- _Problem to work on_: Quote the lines below verbatim, from the line containing "rules-icon [559, 8, 587, 36]" through the line containing "filter-email-button[interactable]: Filter Email", inclusive.

- _Extracted material_:

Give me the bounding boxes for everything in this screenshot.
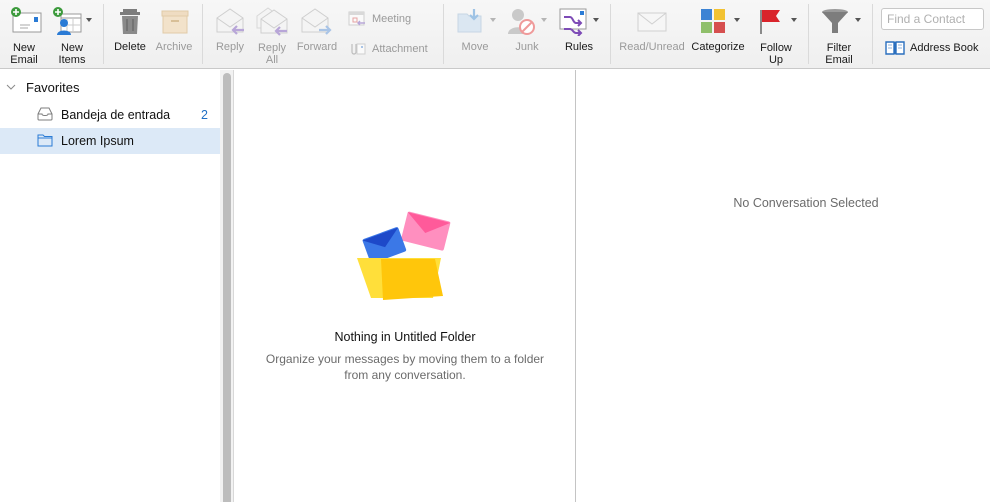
rules-icon [559, 8, 587, 36]
junk-button[interactable]: Junk [506, 0, 548, 68]
reply-icon [216, 8, 244, 35]
categorize-button[interactable]: Categorize [689, 0, 747, 68]
unread-count: 2 [201, 108, 208, 122]
empty-folder-illustration [357, 211, 451, 300]
rules-label: Rules [564, 41, 594, 53]
filter-email-button[interactable]: Filter Email [815, 0, 863, 68]
message-list-pane: Nothing in Untitled Folder Organize your… [235, 70, 575, 502]
archive-button[interactable]: Archive [153, 0, 195, 68]
scrollbar-thumb[interactable] [223, 73, 231, 502]
chevron-down-icon[interactable] [6, 84, 16, 90]
meeting-calendar-icon [348, 11, 365, 26]
move-button[interactable]: Move [452, 0, 498, 68]
toolbar-divider [103, 4, 104, 64]
ribbon-toolbar: New Email New Items Delete Archive Reply… [0, 0, 990, 69]
sidebar-item-inbox[interactable]: Bandeja de entrada 2 [0, 102, 220, 128]
find-contact-input[interactable] [881, 8, 984, 30]
move-dropdown-icon[interactable] [490, 18, 496, 22]
categorize-label: Categorize [691, 41, 745, 53]
forward-button[interactable]: Forward [295, 0, 339, 68]
new-items-label-2: Items [58, 54, 86, 66]
move-folder-icon [457, 9, 482, 33]
trash-icon [120, 9, 140, 34]
favorites-label: Favorites [26, 79, 80, 95]
forward-label: Forward [296, 41, 338, 53]
toolbar-divider [808, 4, 809, 64]
junk-dropdown-icon[interactable] [541, 18, 547, 22]
delete-label: Delete [114, 41, 146, 53]
junk-icon [508, 9, 535, 35]
reading-pane: No Conversation Selected [576, 70, 990, 502]
sidebar-item-lorem-ipsum[interactable]: Lorem Ipsum [0, 128, 220, 154]
meeting-label: Meeting [372, 13, 412, 25]
toolbar-divider [610, 4, 611, 64]
archive-label: Archive [155, 41, 193, 53]
reply-all-label-1: Reply [257, 42, 287, 54]
read-unread-icon [637, 12, 667, 32]
folder-name: Lorem Ipsum [61, 134, 134, 148]
folder-icon [37, 134, 53, 147]
empty-state-description: Organize your messages by moving them to… [265, 352, 545, 382]
inbox-icon [37, 107, 53, 121]
toolbar-divider [443, 4, 444, 64]
new-items-icon [53, 7, 82, 35]
archive-box-icon [161, 10, 189, 34]
sidebar-scrollbar[interactable] [220, 70, 234, 502]
attachment-label: Attachment [372, 43, 428, 55]
meeting-button[interactable]: Meeting [348, 11, 411, 27]
follow-up-label-2: Up [768, 54, 784, 66]
folder-sidebar: Favorites Bandeja de entrada 2 Lorem Ips… [0, 70, 220, 502]
empty-state-title: Nothing in Untitled Folder [334, 330, 476, 344]
reply-all-label-2: All [265, 54, 279, 66]
new-items-label-1: New [60, 42, 83, 54]
filter-dropdown-icon[interactable] [855, 18, 861, 22]
new-email-icon [11, 7, 42, 33]
address-book-icon [885, 41, 905, 55]
reply-label: Reply [215, 41, 245, 53]
paperclip-icon [351, 43, 366, 55]
no-conversation-message: No Conversation Selected [733, 196, 879, 210]
new-items-button[interactable]: New Items [50, 0, 94, 68]
new-email-label-1: New [12, 42, 35, 54]
rules-dropdown-icon[interactable] [593, 18, 599, 22]
address-book-button[interactable]: Address Book [885, 40, 978, 56]
categorize-icon [701, 9, 725, 33]
flag-icon [760, 10, 780, 34]
reply-button[interactable]: Reply [211, 0, 249, 68]
delete-button[interactable]: Delete [111, 0, 149, 68]
follow-up-label-1: Follow [760, 42, 792, 54]
forward-icon [301, 8, 332, 35]
toolbar-divider [872, 4, 873, 64]
categorize-dropdown-icon[interactable] [734, 18, 740, 22]
reply-all-button[interactable]: Reply All [253, 0, 291, 68]
junk-label: Junk [515, 41, 539, 53]
follow-up-dropdown-icon[interactable] [791, 18, 797, 22]
folder-name: Bandeja de entrada [61, 108, 171, 122]
toolbar-divider [202, 4, 203, 64]
attachment-button[interactable]: Attachment [348, 41, 428, 57]
new-email-label-2: Email [10, 54, 38, 66]
rules-button[interactable]: Rules [556, 0, 602, 68]
read-unread-label: Read/Unread [619, 41, 685, 53]
new-items-dropdown-icon[interactable] [86, 18, 92, 22]
move-label: Move [461, 41, 489, 53]
new-email-button[interactable]: New Email [4, 0, 44, 68]
filter-email-label-1: Filter [826, 42, 852, 54]
read-unread-button[interactable]: Read/Unread [617, 0, 687, 68]
follow-up-button[interactable]: Follow Up [752, 0, 800, 68]
address-book-label: Address Book [910, 42, 979, 54]
reply-all-icon [256, 7, 288, 36]
filter-email-label-2: Email [825, 54, 853, 66]
favorites-section-header[interactable]: Favorites [0, 78, 79, 96]
filter-funnel-icon [822, 9, 848, 33]
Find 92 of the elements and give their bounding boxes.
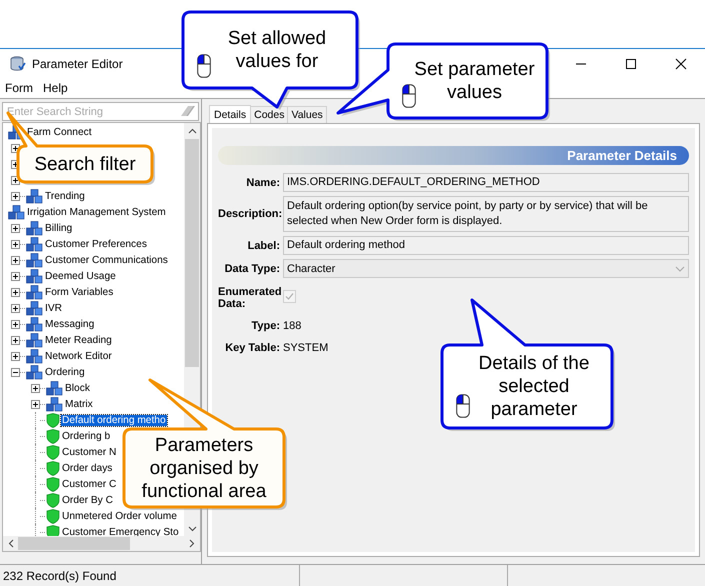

- _Reply_:
rules-icon [559, 8, 587, 36]
junk-button[interactable]: Junk [506, 0, 548, 68]
reply-icon [216, 8, 244, 35]
categorize-button[interactable]: Categorize [689, 0, 747, 68]
unread-count: 2 [201, 108, 208, 122]
empty-folder-illustration [357, 211, 451, 300]
rules-label: Rules [564, 41, 594, 53]
filter-email-button[interactable]: Filter Email [815, 0, 863, 68]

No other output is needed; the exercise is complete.